##### INPUT #####
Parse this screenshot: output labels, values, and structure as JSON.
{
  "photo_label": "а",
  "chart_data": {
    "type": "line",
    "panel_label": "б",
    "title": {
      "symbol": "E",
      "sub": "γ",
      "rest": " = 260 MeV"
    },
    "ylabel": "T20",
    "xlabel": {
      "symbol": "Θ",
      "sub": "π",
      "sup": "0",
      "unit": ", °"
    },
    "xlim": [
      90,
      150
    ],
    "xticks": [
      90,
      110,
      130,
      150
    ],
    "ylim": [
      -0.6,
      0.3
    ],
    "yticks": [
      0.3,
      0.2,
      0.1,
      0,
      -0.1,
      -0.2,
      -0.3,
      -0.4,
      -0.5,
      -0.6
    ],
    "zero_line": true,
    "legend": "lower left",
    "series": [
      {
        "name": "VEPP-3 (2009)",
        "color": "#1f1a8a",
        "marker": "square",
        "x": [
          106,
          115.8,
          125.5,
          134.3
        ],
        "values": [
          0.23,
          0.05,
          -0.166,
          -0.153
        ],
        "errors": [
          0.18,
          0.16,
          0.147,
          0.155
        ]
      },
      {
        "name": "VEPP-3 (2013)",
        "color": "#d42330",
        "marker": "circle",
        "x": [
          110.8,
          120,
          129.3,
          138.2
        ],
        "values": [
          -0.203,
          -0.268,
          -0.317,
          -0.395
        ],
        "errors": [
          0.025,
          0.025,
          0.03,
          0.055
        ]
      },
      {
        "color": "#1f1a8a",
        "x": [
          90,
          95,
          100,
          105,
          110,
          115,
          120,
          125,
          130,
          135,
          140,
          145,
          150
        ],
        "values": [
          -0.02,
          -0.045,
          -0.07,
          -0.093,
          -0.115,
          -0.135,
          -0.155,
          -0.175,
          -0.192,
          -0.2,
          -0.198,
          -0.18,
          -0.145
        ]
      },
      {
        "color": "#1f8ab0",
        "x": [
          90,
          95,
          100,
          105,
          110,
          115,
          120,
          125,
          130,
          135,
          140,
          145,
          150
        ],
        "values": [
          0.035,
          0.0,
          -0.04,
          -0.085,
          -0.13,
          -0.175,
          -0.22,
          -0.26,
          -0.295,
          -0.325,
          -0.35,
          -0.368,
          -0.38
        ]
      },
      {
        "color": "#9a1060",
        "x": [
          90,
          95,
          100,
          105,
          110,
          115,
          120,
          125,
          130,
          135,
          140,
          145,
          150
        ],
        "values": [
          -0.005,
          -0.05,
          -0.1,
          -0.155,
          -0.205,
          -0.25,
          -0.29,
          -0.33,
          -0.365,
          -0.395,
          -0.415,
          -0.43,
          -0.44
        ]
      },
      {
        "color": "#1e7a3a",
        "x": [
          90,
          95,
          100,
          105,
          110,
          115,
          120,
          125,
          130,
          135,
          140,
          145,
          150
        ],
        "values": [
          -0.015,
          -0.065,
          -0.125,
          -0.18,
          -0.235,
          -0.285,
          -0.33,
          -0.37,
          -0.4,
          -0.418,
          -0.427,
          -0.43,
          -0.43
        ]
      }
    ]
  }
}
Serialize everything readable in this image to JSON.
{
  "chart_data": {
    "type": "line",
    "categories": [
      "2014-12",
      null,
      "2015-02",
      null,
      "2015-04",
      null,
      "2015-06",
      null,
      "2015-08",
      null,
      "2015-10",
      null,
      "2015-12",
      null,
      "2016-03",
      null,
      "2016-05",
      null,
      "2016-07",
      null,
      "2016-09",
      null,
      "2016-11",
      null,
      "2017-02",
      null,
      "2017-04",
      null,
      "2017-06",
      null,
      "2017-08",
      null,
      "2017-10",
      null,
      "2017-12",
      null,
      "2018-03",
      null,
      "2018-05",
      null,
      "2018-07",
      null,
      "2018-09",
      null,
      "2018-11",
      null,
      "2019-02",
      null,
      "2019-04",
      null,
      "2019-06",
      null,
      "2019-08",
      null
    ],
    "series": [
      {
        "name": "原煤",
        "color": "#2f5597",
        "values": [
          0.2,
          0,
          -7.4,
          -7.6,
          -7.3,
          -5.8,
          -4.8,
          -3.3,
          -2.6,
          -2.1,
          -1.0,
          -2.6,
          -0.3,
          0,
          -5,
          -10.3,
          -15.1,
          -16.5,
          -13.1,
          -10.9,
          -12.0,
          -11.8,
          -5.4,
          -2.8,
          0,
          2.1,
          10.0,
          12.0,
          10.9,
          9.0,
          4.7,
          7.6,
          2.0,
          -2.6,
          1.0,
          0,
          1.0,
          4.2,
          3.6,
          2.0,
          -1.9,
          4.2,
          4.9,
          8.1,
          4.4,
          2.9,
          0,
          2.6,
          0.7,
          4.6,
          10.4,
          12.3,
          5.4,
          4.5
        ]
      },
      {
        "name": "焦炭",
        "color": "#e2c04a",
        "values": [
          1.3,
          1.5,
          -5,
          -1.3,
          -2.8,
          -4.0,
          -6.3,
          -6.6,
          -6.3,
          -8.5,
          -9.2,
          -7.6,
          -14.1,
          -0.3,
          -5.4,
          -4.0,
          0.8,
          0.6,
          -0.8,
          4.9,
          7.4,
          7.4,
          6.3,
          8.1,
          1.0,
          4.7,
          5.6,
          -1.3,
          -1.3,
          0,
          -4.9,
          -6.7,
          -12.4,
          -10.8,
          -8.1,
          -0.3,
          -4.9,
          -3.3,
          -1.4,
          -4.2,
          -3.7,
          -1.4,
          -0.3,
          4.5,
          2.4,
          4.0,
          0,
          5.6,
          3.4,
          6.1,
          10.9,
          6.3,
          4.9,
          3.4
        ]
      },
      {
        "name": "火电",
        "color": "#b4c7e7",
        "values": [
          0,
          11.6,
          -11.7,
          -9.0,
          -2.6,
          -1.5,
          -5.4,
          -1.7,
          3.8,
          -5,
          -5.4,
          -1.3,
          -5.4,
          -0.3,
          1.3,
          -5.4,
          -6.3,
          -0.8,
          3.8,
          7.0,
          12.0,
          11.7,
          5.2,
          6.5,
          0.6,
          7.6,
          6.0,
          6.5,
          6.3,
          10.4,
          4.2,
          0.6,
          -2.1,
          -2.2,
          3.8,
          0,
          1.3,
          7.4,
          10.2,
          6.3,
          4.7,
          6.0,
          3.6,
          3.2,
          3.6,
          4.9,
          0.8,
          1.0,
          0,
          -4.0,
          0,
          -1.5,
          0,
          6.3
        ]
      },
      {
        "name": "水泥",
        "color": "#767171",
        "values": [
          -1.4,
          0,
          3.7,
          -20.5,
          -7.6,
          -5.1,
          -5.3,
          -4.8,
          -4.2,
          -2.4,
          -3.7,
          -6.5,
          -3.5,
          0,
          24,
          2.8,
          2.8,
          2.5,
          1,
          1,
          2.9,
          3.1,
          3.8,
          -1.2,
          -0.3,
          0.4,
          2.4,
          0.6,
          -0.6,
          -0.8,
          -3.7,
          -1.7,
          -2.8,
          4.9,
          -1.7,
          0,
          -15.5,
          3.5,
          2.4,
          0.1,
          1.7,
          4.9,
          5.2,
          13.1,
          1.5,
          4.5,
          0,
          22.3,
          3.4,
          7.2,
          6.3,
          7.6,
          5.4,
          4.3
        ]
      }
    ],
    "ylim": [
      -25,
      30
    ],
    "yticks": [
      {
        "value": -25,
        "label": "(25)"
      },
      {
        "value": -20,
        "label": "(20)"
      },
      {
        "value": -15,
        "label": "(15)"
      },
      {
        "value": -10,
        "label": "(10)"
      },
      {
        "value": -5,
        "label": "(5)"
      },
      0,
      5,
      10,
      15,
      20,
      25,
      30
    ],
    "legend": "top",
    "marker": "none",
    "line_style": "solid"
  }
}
#####
**AIM OF THE TASK**
Lines holding the word "name" in the entries above are the ones to pull out. Copy them all.

**TASK RESPONSE**
        "name": "VEPP-3 (2009)",
        "name": "VEPP-3 (2013)",
        "name": "原煤",
        "name": "焦炭",
        "name": "火电",
        "name": "水泥",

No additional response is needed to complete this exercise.